_Stated task_
Reply with only the number of lines that contain the string "image".

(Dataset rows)
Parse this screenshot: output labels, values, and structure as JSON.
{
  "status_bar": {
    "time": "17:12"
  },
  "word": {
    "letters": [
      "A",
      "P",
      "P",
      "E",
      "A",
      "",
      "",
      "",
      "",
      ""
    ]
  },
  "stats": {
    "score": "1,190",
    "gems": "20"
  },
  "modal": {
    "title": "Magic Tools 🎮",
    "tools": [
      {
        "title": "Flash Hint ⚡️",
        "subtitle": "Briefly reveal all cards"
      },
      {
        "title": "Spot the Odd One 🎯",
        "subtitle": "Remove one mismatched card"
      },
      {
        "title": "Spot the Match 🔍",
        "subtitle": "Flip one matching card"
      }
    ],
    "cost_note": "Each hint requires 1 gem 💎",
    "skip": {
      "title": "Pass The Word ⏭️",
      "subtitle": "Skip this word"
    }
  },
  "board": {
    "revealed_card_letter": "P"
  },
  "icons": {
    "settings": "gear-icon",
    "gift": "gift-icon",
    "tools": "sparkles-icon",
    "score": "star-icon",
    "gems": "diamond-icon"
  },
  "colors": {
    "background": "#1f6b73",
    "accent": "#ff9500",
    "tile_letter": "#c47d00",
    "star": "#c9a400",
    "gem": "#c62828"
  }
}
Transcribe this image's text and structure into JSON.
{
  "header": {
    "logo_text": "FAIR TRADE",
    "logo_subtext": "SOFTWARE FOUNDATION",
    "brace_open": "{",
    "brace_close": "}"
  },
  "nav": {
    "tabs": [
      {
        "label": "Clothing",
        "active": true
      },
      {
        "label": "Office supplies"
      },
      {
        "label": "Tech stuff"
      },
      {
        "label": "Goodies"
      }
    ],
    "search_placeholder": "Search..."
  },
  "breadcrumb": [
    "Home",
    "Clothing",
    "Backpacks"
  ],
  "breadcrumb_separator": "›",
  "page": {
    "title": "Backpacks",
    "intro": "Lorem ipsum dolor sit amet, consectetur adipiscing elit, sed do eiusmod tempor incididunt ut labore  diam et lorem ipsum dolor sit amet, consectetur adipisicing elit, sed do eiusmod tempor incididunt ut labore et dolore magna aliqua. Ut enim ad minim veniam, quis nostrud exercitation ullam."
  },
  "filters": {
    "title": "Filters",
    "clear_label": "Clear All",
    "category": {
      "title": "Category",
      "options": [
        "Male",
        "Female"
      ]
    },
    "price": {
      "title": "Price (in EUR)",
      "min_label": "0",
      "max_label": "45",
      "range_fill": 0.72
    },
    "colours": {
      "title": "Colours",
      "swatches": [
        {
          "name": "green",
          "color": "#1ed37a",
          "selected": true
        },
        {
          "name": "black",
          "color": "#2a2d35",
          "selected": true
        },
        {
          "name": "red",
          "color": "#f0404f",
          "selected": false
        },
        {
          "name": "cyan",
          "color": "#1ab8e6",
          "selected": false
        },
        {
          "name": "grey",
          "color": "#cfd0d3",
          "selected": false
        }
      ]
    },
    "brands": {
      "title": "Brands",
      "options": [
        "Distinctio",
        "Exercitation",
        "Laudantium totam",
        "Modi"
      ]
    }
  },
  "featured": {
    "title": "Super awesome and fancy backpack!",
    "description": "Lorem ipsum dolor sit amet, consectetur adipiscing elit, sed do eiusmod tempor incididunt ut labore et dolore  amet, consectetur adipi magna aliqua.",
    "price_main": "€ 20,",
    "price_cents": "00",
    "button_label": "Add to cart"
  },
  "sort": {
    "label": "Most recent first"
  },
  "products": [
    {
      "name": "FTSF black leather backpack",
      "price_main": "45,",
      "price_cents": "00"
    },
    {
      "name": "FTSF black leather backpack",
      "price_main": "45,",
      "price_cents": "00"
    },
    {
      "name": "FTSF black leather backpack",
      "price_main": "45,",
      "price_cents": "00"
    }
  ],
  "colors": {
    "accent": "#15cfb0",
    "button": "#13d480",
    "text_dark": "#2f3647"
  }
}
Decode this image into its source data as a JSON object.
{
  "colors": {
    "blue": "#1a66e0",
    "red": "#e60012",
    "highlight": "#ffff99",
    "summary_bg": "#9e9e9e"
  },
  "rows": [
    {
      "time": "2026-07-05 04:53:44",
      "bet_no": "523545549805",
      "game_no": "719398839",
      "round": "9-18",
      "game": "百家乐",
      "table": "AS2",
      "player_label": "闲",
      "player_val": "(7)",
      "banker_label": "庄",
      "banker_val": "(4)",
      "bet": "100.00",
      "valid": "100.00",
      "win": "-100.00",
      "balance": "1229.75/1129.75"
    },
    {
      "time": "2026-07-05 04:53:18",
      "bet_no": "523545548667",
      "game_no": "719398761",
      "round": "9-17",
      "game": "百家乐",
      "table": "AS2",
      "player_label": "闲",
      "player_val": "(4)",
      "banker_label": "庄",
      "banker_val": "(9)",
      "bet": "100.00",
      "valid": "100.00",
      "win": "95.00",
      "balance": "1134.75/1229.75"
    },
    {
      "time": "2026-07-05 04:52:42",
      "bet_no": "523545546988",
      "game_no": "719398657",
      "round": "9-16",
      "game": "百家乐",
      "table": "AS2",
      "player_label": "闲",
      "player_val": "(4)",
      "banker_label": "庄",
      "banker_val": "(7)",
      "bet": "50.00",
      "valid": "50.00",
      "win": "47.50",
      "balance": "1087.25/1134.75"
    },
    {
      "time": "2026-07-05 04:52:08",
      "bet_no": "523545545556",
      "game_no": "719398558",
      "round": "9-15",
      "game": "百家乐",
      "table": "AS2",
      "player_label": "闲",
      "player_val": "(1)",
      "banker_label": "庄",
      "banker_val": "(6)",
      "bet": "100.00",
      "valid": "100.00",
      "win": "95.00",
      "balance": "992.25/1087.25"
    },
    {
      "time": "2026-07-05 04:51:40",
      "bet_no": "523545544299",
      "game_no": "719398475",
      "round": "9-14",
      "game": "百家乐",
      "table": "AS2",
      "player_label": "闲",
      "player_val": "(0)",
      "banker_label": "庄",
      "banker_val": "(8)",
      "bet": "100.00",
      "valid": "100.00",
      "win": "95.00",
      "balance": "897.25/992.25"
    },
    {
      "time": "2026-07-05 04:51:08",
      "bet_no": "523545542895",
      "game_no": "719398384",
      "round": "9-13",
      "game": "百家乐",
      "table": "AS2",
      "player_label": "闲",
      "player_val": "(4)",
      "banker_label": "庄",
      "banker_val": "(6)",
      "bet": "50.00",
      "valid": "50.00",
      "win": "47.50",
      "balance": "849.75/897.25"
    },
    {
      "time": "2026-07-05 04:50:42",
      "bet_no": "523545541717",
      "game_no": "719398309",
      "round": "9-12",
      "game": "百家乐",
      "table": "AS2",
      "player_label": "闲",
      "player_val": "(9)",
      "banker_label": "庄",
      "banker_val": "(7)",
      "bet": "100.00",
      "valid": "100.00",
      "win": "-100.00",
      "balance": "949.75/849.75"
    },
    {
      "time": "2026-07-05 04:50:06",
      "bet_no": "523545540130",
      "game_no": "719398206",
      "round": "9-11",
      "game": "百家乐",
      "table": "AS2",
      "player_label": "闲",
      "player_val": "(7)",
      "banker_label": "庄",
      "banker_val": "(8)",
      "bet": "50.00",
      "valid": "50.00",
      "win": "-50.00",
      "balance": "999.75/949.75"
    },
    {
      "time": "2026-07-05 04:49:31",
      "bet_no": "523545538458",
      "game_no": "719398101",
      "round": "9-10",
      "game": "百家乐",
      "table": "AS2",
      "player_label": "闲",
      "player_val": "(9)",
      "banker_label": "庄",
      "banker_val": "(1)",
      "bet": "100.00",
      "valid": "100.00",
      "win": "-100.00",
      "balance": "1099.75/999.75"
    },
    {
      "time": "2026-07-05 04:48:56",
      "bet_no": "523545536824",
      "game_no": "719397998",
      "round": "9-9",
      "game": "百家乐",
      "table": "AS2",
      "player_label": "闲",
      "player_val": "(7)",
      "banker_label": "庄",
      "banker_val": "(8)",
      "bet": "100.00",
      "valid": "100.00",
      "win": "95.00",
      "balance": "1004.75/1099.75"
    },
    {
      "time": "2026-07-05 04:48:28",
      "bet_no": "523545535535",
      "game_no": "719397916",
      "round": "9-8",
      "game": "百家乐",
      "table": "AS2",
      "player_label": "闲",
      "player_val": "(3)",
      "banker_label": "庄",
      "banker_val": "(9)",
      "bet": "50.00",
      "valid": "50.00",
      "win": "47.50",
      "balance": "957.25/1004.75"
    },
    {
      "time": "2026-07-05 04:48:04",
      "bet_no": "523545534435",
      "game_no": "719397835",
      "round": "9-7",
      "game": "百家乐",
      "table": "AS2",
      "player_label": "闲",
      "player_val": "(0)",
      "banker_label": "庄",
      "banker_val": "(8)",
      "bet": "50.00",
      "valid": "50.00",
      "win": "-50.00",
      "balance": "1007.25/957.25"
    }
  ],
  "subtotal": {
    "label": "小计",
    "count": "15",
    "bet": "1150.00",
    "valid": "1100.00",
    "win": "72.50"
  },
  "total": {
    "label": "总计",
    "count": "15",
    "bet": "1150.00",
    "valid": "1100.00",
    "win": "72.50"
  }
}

_Answer below_
2